begin PROVIDED DATA

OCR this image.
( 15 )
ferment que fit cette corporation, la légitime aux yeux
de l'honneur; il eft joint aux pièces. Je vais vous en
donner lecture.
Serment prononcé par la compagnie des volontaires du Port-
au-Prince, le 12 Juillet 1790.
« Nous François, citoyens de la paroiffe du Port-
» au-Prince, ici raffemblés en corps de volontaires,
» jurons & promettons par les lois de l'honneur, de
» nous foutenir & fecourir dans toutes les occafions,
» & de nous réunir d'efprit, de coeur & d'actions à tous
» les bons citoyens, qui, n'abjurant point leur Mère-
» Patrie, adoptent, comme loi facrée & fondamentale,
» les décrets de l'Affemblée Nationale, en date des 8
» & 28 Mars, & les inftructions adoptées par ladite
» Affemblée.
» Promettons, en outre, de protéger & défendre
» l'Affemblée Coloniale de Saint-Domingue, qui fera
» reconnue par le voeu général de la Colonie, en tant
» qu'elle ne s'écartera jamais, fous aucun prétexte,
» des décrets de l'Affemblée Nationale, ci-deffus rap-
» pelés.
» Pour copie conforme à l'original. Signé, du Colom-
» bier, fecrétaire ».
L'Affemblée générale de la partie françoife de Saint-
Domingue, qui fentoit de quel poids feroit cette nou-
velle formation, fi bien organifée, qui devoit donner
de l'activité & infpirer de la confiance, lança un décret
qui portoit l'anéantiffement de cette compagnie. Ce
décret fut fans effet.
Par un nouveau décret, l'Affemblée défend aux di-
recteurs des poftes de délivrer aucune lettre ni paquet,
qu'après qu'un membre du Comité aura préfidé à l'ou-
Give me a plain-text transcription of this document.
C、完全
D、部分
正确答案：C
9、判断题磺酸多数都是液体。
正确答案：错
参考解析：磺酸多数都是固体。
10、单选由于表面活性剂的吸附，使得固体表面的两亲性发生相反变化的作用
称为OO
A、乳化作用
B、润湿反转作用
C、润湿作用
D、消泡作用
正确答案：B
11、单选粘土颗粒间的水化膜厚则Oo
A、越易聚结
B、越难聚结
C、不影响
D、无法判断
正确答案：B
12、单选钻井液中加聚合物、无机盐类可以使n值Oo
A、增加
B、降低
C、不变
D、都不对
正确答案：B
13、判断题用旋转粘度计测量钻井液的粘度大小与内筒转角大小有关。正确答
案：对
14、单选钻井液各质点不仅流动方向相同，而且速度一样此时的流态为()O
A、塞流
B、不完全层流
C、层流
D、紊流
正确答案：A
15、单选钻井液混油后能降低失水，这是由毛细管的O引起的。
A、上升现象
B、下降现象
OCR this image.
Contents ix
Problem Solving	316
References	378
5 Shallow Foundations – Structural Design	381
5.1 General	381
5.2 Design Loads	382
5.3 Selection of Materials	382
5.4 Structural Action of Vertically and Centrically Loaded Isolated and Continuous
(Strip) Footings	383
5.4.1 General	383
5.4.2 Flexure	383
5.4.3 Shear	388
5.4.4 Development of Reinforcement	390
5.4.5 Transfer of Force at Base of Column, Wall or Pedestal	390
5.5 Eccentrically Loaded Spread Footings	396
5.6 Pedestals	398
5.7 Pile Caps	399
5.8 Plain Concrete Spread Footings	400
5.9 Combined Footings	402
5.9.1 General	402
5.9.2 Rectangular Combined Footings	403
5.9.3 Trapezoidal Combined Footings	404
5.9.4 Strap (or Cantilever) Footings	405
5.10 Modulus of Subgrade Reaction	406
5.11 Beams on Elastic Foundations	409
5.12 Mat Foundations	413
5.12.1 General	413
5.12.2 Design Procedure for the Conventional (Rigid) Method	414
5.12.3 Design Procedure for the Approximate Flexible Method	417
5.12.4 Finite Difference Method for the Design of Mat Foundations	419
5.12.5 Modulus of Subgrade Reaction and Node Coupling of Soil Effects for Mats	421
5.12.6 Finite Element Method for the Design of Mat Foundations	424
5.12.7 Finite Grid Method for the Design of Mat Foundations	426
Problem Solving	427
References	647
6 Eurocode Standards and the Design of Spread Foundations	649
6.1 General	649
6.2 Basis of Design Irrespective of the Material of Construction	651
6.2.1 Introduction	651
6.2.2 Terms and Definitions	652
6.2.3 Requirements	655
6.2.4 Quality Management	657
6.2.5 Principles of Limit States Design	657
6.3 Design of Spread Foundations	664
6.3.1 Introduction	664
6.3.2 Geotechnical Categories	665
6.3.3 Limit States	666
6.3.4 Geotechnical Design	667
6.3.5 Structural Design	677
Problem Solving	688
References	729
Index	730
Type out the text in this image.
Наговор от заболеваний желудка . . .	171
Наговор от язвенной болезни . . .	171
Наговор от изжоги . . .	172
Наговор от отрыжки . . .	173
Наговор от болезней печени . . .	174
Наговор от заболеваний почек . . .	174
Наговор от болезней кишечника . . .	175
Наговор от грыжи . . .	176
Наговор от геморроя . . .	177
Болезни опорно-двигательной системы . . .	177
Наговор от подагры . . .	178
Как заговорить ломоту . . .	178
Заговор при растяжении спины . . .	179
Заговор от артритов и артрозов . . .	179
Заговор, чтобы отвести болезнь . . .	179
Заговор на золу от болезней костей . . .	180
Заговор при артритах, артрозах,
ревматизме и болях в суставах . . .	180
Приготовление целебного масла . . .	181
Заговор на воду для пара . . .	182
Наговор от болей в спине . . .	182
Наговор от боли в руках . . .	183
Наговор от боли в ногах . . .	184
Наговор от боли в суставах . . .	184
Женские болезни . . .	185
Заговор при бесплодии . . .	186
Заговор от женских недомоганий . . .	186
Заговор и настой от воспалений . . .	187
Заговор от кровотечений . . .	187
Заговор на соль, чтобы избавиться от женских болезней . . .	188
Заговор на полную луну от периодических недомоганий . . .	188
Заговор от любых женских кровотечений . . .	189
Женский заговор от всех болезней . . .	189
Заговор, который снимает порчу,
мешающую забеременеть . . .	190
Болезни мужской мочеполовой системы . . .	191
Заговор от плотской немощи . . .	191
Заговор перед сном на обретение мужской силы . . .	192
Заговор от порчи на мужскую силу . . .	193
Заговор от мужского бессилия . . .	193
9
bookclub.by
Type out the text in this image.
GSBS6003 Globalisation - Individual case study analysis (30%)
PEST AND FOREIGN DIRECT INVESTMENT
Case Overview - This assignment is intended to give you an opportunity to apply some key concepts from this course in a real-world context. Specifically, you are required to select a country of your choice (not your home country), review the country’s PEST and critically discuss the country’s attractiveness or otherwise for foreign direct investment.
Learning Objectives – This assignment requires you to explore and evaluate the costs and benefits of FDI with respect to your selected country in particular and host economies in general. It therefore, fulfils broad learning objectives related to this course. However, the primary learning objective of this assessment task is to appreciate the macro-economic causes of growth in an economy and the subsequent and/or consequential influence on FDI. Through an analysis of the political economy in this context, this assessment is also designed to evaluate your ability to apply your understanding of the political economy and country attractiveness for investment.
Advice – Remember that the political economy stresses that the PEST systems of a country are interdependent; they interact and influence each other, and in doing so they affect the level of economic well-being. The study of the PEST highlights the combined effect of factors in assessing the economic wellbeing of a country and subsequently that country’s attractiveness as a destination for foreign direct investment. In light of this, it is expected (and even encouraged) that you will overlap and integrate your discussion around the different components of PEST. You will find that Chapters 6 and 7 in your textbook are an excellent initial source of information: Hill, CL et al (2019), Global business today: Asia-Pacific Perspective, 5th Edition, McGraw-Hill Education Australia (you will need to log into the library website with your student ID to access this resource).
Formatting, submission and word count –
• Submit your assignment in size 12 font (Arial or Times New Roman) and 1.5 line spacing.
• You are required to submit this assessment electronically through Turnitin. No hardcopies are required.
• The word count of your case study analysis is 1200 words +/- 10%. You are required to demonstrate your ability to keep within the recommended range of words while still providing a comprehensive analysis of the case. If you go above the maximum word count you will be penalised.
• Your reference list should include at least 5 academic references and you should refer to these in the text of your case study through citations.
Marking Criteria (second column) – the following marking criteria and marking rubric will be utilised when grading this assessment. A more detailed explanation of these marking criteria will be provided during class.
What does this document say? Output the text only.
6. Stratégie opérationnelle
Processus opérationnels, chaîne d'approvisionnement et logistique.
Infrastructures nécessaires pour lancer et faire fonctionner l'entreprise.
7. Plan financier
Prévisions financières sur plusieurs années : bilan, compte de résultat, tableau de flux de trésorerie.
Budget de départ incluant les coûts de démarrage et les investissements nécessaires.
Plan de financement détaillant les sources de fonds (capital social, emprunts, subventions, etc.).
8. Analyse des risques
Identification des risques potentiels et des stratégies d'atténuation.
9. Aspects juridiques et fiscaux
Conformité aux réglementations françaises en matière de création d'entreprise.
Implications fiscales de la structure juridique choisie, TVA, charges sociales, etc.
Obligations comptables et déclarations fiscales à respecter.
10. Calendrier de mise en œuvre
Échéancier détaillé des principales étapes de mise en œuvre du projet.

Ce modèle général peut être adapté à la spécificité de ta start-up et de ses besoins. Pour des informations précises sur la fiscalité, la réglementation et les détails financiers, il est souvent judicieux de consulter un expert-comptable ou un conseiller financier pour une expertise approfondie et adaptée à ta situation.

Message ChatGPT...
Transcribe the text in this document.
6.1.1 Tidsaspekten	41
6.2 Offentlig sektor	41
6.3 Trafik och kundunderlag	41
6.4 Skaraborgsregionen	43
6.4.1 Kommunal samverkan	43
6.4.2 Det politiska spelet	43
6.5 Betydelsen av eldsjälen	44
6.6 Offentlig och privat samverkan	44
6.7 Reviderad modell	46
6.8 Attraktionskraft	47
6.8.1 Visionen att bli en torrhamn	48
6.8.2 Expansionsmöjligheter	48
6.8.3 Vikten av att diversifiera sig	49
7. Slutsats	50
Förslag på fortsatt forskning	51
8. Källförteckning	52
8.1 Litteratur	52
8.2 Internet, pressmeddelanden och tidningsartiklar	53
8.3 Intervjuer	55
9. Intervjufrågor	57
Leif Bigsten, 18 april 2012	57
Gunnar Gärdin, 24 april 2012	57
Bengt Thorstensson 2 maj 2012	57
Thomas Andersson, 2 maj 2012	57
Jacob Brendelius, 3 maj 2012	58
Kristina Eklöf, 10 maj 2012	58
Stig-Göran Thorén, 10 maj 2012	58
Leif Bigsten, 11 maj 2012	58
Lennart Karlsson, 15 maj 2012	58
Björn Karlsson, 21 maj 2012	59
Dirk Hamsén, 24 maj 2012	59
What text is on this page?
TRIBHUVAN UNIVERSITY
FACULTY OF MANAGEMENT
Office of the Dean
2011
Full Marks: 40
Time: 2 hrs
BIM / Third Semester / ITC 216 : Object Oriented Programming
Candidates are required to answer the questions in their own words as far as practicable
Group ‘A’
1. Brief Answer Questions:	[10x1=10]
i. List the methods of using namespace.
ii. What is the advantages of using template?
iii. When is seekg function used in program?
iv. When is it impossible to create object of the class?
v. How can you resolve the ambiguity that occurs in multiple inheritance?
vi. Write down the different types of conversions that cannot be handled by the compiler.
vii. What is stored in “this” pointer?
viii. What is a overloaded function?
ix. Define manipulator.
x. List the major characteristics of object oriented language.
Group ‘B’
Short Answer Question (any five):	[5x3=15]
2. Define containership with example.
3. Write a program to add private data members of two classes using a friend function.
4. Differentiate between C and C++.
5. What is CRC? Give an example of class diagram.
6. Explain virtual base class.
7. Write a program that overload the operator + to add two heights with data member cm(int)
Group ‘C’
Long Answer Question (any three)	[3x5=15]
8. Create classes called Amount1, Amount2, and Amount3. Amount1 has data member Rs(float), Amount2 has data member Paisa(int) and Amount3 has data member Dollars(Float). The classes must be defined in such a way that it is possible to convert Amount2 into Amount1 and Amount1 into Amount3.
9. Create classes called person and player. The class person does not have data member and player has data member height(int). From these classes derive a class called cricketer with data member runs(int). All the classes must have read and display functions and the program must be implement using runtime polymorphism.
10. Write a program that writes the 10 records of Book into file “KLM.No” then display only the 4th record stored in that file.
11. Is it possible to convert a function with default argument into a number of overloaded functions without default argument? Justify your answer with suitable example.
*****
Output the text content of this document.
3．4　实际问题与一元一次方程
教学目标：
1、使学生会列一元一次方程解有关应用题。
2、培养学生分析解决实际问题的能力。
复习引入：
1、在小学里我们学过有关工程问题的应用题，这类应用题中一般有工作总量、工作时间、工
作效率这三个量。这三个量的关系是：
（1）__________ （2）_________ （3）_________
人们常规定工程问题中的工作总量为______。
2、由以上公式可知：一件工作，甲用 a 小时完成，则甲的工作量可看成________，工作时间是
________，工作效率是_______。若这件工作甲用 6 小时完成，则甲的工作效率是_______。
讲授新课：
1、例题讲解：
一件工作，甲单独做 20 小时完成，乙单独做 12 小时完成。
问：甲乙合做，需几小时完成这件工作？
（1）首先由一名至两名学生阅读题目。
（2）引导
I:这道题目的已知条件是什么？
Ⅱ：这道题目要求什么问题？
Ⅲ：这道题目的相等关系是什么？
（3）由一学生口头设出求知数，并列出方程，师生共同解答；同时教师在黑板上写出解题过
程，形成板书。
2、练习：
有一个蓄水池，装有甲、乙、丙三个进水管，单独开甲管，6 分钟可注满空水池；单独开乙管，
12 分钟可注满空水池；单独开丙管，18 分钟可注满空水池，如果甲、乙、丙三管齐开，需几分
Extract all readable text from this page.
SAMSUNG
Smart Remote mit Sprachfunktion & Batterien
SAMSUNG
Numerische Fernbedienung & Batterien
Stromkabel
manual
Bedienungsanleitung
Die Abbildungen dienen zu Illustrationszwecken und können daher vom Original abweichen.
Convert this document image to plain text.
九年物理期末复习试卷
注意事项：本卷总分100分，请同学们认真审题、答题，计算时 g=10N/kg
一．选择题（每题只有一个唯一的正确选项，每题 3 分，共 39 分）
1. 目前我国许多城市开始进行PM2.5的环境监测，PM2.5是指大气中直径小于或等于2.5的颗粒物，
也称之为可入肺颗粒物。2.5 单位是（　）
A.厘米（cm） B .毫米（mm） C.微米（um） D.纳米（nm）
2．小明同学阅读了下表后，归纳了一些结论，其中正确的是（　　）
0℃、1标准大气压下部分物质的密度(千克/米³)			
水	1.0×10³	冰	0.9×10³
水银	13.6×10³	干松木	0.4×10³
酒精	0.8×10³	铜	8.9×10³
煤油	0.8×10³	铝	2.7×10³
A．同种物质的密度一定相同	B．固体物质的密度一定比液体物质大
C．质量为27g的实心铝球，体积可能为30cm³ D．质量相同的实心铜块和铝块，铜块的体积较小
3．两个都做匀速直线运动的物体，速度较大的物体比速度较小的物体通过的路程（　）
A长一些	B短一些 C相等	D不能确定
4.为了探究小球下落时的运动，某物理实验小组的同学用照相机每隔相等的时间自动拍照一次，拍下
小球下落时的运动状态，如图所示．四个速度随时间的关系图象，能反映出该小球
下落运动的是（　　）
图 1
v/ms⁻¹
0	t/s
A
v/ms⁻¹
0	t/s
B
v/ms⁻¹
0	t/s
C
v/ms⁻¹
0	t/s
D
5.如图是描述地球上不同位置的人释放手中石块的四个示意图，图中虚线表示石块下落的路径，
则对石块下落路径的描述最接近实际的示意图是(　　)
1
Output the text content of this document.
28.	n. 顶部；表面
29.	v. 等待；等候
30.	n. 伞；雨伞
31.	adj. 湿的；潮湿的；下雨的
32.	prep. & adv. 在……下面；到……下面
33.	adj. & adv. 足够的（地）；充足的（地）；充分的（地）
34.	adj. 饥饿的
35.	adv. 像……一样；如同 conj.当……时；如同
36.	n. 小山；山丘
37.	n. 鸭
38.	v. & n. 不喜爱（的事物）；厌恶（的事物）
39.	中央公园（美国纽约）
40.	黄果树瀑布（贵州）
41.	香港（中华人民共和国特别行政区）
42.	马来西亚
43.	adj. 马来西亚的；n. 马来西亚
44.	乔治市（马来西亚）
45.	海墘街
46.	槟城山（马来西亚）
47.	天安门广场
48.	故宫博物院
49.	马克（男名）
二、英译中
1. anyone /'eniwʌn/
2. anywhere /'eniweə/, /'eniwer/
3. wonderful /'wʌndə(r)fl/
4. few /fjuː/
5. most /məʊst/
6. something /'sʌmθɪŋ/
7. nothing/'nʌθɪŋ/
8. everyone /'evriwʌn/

end PROVIDED DATA

■ WHAT IS ASKED ■
Look above for every line with the word "Domingue" and copy it.

■ OUTPUT OF THE TASK ■
» l'Affemblée Coloniale de Saint-Domingue, qui fera
Domingue, qui fentoit de quel poids feroit cette nou-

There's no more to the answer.